## THE PROBLEM
Every line of the material below must be repeated exactly.

--- start of SOURCE MATERIAL ---

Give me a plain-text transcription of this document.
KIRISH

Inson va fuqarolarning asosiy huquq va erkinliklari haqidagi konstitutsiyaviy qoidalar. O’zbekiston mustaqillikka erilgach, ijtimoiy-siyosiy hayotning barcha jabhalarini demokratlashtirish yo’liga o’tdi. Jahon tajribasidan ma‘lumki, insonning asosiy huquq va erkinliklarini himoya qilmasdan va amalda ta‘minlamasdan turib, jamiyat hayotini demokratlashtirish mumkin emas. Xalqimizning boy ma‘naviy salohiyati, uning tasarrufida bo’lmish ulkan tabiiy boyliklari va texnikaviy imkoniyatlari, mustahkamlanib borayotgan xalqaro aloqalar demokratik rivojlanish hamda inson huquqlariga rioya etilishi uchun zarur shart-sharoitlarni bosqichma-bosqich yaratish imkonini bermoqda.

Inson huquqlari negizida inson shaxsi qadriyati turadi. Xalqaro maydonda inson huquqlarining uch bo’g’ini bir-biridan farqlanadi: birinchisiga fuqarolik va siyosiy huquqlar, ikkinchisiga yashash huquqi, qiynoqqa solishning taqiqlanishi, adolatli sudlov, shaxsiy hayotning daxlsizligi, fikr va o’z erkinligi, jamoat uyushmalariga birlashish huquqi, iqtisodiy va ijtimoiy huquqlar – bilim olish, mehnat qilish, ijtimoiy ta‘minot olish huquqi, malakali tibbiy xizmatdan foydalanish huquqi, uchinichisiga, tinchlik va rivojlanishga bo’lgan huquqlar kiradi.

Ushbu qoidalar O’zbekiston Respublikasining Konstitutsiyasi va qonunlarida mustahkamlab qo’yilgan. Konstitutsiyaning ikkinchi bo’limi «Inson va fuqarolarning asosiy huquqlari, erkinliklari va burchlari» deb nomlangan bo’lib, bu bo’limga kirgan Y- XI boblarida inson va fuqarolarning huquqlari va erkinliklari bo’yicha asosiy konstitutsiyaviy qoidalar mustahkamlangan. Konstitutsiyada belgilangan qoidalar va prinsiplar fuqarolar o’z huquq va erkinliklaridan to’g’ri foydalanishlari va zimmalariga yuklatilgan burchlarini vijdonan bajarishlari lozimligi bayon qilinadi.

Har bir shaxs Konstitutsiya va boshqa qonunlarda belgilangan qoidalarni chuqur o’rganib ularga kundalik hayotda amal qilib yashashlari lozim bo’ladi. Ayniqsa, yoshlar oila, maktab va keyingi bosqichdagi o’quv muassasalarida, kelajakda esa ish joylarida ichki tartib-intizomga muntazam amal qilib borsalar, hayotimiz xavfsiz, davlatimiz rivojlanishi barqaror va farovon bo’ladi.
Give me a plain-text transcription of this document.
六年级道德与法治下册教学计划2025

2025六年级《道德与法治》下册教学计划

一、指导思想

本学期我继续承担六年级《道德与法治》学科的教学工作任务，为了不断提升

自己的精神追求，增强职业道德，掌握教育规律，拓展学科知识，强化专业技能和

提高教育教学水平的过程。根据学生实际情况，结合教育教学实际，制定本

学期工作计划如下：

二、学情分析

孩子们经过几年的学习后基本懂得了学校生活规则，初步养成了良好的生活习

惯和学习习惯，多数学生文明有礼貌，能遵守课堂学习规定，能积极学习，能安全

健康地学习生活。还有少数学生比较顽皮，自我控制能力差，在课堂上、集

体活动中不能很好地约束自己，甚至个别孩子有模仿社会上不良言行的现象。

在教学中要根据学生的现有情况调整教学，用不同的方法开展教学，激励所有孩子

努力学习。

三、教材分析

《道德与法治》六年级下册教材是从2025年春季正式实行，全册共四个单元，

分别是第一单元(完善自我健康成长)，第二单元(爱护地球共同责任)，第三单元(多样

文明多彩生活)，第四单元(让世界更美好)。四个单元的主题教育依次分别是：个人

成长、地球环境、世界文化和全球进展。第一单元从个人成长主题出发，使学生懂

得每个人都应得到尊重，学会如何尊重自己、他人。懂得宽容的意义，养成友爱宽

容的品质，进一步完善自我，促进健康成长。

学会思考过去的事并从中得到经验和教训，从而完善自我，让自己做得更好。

--- end of SOURCE MATERIAL ---

## FINAL RESULT
Give me a plain-text transcription of this document.
KIRISH

Inson va fuqarolarning asosiy huquq va erkinliklari haqidagi konstitutsiyaviy qoidalar. O’zbekiston mustaqillikka erilgach, ijtimoiy-siyosiy hayotning barcha jabhalarini demokratlashtirish yo’liga o’tdi. Jahon tajribasidan ma‘lumki, insonning asosiy huquq va erkinliklarini himoya qilmasdan va amalda ta‘minlamasdan turib, jamiyat hayotini demokratlashtirish mumkin emas. Xalqimizning boy ma‘naviy salohiyati, uning tasarrufida bo’lmish ulkan tabiiy boyliklari va texnikaviy imkoniyatlari, mustahkamlanib borayotgan xalqaro aloqalar demokratik rivojlanish hamda inson huquqlariga rioya etilishi uchun zarur shart-sharoitlarni bosqichma-bosqich yaratish imkonini bermoqda.

Inson huquqlari negizida inson shaxsi qadriyati turadi. Xalqaro maydonda inson huquqlarining uch bo’g’ini bir-biridan farqlanadi: birinchisiga fuqarolik va siyosiy huquqlar, ikkinchisiga yashash huquqi, qiynoqqa solishning taqiqlanishi, adolatli sudlov, shaxsiy hayotning daxlsizligi, fikr va o’z erkinligi, jamoat uyushmalariga birlashish huquqi, iqtisodiy va ijtimoiy huquqlar – bilim olish, mehnat qilish, ijtimoiy ta‘minot olish huquqi, malakali tibbiy xizmatdan foydalanish huquqi, uchinichisiga, tinchlik va rivojlanishga bo’lgan huquqlar kiradi.

Ushbu qoidalar O’zbekiston Respublikasining Konstitutsiyasi va qonunlarida mustahkamlab qo’yilgan. Konstitutsiyaning ikkinchi bo’limi «Inson va fuqarolarning asosiy huquqlari, erkinliklari va burchlari» deb nomlangan bo’lib, bu bo’limga kirgan Y- XI boblarida inson va fuqarolarning huquqlari va erkinliklari bo’yicha asosiy konstitutsiyaviy qoidalar mustahkamlangan. Konstitutsiyada belgilangan qoidalar va prinsiplar fuqarolar o’z huquq va erkinliklaridan to’g’ri foydalanishlari va zimmalariga yuklatilgan burchlarini vijdonan bajarishlari lozimligi bayon qilinadi.

Har bir shaxs Konstitutsiya va boshqa qonunlarda belgilangan qoidalarni chuqur o’rganib ularga kundalik hayotda amal qilib yashashlari lozim bo’ladi. Ayniqsa, yoshlar oila, maktab va keyingi bosqichdagi o’quv muassasalarida, kelajakda esa ish joylarida ichki tartib-intizomga muntazam amal qilib borsalar, hayotimiz xavfsiz, davlatimiz rivojlanishi barqaror va farovon bo’ladi.
Give me a plain-text transcription of this document.
六年级道德与法治下册教学计划2025

2025六年级《道德与法治》下册教学计划

一、指导思想

本学期我继续承担六年级《道德与法治》学科的教学工作任务，为了不断提升

自己的精神追求，增强职业道德，掌握教育规律，拓展学科知识，强化专业技能和

提高教育教学水平的过程。根据学生实际情况，结合教育教学实际，制定本

学期工作计划如下：

二、学情分析

孩子们经过几年的学习后基本懂得了学校生活规则，初步养成了良好的生活习

惯和学习习惯，多数学生文明有礼貌，能遵守课堂学习规定，能积极学习，能安全

健康地学习生活。还有少数学生比较顽皮，自我控制能力差，在课堂上、集

体活动中不能很好地约束自己，甚至个别孩子有模仿社会上不良言行的现象。

在教学中要根据学生的现有情况调整教学，用不同的方法开展教学，激励所有孩子

努力学习。

三、教材分析

《道德与法治》六年级下册教材是从2025年春季正式实行，全册共四个单元，

分别是第一单元(完善自我健康成长)，第二单元(爱护地球共同责任)，第三单元(多样

文明多彩生活)，第四单元(让世界更美好)。四个单元的主题教育依次分别是：个人

成长、地球环境、世界文化和全球进展。第一单元从个人成长主题出发，使学生懂

得每个人都应得到尊重，学会如何尊重自己、他人。懂得宽容的意义，养成友爱宽

容的品质，进一步完善自我，促进健康成长。

学会思考过去的事并从中得到经验和教训，从而完善自我，让自己做得更好。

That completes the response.